[Saved entries]
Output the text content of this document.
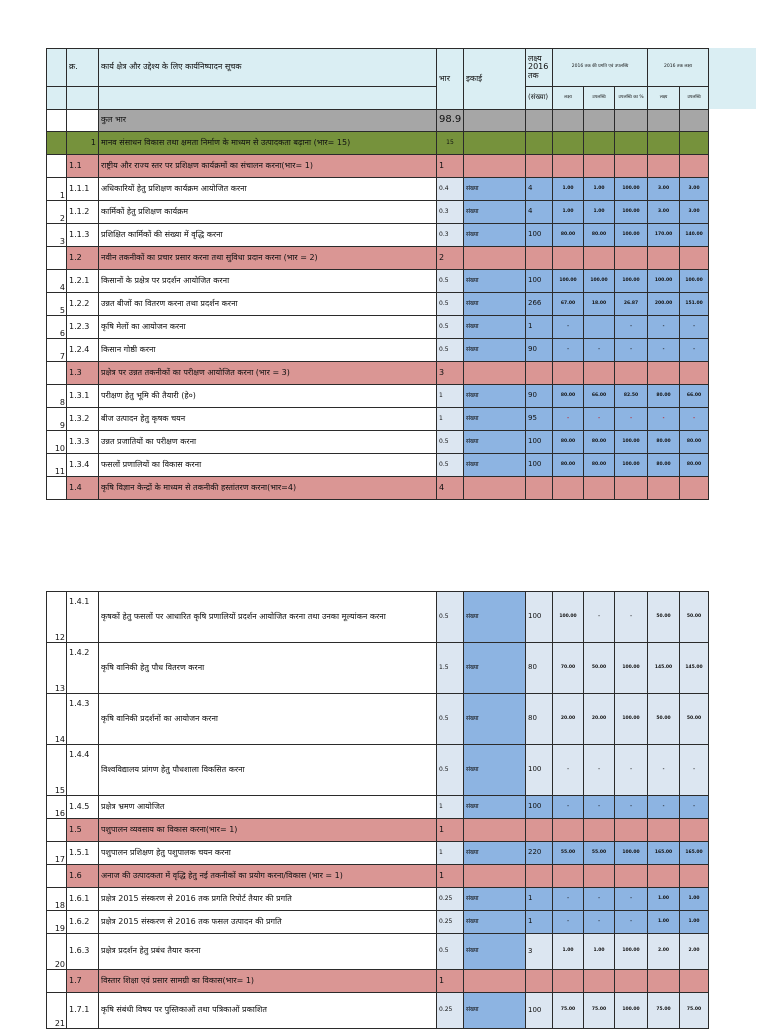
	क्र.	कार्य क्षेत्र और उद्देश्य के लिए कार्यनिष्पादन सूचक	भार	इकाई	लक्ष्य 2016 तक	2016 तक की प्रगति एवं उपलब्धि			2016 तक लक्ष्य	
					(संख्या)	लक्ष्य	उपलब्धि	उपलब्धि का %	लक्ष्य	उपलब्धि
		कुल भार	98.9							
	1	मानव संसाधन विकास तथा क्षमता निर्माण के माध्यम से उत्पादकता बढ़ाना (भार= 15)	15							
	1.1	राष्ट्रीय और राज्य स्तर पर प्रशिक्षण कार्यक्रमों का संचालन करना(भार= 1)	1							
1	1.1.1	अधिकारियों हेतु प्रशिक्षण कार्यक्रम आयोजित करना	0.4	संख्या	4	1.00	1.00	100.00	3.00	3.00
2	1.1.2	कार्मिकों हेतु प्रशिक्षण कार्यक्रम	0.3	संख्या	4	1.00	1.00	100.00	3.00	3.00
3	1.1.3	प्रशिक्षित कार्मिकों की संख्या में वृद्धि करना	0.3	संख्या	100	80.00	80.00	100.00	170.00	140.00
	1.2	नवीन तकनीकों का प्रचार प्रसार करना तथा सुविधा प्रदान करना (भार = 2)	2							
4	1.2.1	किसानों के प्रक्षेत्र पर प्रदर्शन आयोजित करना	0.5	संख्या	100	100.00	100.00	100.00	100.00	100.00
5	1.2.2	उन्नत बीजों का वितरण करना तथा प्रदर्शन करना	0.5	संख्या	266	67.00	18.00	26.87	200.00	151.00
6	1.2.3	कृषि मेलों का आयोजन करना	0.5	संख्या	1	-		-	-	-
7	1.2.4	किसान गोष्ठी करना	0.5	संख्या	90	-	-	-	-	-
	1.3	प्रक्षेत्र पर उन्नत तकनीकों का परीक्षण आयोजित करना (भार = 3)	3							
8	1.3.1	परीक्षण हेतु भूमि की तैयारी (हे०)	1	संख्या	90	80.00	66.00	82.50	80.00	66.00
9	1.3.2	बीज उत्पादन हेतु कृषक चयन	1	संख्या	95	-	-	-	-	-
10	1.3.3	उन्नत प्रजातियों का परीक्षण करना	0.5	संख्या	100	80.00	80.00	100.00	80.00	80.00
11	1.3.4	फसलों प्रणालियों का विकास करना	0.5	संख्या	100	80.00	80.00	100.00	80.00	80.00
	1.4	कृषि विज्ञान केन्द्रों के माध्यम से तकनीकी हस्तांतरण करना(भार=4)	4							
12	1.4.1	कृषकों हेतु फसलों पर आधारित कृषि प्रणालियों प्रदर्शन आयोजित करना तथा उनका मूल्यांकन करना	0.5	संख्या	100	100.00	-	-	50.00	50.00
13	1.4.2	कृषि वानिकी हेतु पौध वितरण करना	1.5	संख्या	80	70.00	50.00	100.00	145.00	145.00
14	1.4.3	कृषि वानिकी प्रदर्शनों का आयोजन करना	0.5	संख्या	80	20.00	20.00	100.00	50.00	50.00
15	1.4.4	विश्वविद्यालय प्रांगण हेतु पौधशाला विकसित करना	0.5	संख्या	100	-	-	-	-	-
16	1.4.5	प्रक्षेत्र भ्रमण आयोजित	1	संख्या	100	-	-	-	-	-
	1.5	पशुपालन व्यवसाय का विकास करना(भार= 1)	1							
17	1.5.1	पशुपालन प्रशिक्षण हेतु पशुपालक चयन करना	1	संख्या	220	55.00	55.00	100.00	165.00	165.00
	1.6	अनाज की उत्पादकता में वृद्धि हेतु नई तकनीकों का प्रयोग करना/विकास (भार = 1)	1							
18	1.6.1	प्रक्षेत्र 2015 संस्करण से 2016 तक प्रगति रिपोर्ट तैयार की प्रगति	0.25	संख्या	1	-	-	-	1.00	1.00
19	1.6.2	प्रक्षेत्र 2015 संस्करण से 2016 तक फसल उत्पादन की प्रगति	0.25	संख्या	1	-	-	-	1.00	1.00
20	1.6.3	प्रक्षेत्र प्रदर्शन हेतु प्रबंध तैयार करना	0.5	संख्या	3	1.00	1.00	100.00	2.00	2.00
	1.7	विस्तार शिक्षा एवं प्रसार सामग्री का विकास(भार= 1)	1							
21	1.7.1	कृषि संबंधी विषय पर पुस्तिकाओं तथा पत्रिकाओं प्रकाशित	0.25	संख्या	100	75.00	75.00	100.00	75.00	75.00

--

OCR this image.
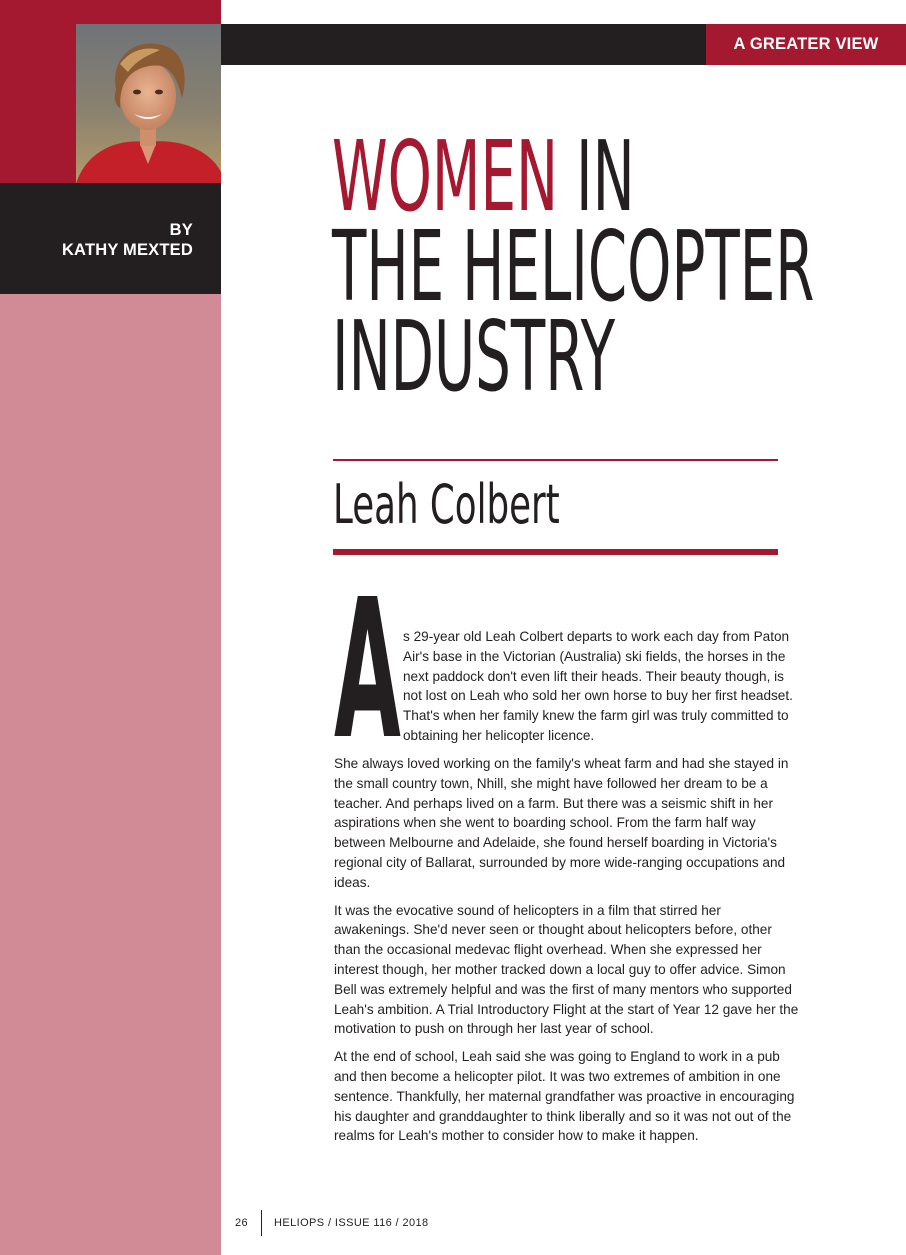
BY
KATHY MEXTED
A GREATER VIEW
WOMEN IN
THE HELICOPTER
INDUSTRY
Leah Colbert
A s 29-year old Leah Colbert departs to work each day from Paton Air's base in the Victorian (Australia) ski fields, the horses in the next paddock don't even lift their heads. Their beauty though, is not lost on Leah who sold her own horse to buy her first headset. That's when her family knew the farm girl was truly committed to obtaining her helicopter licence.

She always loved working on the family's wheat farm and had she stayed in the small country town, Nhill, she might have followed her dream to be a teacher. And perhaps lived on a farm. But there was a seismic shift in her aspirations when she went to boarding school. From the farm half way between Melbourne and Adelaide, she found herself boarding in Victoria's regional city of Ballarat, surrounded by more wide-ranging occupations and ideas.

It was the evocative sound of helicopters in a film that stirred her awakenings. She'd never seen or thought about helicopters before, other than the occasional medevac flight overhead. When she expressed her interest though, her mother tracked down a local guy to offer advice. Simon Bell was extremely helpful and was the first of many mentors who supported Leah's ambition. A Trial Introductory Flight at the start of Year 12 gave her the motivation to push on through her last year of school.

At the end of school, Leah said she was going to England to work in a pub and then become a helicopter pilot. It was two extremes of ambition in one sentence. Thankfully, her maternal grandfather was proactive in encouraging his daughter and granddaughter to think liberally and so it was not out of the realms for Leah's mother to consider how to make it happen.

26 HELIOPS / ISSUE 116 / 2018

Directive. Copy out every line from the records that has the word "this".

Reply to the task.
Output the text content of this document.
OCR this image.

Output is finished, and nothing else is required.